WORK TO BE COMPLETED:
Filter for the word "gross" and keep each matching line.

SUPPLIED DATA:

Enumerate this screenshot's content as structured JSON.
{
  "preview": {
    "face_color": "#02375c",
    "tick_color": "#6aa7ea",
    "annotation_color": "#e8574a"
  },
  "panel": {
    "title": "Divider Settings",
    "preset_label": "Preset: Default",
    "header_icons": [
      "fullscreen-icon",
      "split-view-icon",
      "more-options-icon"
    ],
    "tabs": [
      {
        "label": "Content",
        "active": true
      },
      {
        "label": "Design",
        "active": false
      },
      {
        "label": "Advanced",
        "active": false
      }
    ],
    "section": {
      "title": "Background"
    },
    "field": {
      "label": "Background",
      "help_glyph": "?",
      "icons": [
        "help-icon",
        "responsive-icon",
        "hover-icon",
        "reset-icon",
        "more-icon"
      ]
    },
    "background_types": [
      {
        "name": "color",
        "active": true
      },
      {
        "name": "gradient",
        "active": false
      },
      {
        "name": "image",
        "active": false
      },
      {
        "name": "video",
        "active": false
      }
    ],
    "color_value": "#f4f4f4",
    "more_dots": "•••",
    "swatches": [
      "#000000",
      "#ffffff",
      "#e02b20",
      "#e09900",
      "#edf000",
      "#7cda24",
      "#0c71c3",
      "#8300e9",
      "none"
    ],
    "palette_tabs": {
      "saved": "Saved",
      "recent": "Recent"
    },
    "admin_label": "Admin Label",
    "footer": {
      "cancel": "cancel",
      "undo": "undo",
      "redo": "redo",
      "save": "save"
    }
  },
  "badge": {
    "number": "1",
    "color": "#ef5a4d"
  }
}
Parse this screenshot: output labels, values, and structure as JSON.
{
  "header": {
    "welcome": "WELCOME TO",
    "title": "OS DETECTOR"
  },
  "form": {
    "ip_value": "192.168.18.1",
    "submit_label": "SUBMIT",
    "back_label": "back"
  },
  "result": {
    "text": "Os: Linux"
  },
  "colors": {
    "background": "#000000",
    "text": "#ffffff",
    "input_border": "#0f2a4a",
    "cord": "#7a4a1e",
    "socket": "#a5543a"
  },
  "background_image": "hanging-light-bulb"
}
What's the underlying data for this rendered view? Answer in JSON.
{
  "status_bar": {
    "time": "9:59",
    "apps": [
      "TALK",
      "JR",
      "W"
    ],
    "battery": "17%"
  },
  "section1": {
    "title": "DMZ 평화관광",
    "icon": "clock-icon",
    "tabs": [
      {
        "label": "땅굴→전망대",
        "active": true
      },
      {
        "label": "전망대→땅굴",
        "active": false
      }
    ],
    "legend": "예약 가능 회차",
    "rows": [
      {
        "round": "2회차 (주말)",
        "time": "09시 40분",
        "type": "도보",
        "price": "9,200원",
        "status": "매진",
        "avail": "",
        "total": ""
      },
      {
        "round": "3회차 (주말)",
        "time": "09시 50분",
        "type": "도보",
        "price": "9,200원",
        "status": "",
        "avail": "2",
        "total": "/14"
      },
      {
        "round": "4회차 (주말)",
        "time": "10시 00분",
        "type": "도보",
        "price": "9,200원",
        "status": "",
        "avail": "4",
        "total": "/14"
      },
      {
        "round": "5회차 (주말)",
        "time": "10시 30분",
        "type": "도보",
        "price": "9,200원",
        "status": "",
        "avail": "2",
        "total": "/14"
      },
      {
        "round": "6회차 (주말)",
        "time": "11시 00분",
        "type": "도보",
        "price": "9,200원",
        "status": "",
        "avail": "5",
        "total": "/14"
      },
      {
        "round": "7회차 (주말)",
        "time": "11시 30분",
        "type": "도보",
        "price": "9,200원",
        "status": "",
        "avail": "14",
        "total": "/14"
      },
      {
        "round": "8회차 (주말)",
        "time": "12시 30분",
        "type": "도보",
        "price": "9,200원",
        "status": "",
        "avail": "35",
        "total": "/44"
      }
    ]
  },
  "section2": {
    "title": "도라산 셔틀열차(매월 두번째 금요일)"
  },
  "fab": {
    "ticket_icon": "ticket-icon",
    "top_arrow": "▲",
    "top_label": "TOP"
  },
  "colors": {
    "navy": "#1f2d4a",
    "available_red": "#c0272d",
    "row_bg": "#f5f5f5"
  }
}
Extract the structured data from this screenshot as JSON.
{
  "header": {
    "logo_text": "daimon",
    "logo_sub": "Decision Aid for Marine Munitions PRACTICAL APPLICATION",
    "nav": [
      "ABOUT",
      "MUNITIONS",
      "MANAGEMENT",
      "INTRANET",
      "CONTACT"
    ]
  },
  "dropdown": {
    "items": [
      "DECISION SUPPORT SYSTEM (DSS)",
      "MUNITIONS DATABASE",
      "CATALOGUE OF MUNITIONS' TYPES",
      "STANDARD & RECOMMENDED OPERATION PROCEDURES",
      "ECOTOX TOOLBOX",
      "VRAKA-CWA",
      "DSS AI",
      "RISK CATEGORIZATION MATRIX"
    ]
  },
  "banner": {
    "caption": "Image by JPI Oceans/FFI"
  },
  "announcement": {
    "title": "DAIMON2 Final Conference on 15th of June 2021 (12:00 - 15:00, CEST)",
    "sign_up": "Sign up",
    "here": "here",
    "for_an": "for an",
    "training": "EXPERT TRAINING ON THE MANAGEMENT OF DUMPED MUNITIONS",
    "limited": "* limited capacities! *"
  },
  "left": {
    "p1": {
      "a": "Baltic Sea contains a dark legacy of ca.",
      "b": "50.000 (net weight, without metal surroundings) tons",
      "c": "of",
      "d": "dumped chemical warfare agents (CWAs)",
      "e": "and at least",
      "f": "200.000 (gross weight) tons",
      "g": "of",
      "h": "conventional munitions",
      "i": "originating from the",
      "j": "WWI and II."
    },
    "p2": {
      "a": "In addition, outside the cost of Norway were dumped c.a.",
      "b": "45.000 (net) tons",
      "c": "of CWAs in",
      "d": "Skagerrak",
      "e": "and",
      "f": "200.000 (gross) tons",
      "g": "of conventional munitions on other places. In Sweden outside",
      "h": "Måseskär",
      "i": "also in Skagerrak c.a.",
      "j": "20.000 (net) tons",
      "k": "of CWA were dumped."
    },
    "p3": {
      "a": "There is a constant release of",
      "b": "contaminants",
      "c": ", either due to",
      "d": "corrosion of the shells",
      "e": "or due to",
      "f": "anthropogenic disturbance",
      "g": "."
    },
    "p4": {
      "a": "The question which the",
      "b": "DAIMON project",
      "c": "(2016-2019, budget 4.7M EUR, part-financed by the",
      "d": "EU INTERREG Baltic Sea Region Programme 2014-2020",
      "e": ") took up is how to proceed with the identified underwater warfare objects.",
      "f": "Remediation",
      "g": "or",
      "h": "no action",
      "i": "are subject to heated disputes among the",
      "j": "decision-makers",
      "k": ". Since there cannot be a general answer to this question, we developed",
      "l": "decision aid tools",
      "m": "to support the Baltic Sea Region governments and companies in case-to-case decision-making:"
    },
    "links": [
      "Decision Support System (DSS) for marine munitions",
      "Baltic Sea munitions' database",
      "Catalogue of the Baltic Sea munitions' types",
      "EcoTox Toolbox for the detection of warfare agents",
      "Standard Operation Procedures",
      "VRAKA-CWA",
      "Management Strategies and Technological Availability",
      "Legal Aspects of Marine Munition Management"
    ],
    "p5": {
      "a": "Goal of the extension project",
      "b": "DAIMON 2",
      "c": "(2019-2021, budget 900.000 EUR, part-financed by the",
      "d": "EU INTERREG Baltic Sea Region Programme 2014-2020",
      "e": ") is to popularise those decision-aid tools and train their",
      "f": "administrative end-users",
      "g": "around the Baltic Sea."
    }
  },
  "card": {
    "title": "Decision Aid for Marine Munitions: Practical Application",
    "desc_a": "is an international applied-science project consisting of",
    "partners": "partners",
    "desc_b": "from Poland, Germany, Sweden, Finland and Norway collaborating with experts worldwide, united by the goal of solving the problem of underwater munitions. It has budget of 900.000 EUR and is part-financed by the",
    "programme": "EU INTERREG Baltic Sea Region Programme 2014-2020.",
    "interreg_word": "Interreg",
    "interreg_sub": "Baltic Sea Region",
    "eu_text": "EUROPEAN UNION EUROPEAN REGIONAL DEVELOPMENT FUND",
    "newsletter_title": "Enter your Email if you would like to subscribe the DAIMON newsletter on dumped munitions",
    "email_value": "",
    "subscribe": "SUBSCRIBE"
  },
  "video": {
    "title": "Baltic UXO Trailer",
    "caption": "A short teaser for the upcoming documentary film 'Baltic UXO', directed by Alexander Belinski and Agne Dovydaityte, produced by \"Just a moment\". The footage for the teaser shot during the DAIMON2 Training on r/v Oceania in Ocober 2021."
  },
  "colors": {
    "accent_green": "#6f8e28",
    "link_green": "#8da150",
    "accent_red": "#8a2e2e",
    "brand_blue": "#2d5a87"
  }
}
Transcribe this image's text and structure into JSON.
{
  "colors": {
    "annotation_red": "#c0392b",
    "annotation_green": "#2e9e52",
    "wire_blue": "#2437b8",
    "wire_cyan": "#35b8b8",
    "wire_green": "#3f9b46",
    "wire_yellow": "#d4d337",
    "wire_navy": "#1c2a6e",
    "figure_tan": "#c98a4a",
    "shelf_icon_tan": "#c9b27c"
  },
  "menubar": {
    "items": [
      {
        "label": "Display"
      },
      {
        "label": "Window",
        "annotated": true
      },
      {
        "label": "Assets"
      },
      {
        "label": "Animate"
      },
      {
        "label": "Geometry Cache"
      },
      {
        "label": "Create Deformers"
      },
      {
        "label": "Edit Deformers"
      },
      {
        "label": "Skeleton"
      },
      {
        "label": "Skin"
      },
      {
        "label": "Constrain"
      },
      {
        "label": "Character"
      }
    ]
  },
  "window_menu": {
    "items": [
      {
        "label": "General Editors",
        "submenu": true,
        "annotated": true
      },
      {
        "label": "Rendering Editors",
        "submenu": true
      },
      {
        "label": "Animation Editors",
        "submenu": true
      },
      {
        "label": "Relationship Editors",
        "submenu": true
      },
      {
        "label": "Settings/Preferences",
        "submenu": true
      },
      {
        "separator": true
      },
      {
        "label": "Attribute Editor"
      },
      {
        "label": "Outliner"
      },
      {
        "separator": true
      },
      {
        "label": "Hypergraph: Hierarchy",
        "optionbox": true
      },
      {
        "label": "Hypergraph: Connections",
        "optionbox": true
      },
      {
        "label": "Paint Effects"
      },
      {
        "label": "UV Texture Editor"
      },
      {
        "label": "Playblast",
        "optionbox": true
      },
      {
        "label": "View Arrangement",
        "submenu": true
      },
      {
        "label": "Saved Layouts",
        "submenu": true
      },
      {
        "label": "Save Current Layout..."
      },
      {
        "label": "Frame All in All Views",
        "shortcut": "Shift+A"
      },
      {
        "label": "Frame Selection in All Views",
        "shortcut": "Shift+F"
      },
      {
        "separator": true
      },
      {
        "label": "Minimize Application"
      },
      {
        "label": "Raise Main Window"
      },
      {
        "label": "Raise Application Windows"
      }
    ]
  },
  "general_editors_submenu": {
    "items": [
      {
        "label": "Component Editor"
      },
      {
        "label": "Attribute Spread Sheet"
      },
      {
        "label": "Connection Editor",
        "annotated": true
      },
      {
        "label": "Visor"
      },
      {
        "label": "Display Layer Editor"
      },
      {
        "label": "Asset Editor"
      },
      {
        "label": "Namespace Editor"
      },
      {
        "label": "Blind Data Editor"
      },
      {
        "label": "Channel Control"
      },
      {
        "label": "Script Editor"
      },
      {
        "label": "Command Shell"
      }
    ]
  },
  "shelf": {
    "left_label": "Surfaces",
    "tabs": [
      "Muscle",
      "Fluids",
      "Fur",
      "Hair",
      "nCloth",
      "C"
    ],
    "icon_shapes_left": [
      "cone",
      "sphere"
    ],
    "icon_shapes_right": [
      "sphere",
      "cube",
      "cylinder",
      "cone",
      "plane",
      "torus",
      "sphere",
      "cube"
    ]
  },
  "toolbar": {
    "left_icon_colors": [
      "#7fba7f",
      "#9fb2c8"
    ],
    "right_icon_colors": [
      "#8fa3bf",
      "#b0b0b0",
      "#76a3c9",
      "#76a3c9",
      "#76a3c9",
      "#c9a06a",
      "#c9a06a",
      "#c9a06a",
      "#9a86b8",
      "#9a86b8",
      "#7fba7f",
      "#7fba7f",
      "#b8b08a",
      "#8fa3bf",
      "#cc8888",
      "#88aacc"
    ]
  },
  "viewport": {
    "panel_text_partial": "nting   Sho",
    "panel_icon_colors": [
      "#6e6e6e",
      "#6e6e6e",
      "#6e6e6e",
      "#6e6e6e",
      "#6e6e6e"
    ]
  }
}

RESPONSE FOR THIS EXERCISE:
      "f": "200.000 (gross weight) tons",
      "f": "200.000 (gross) tons",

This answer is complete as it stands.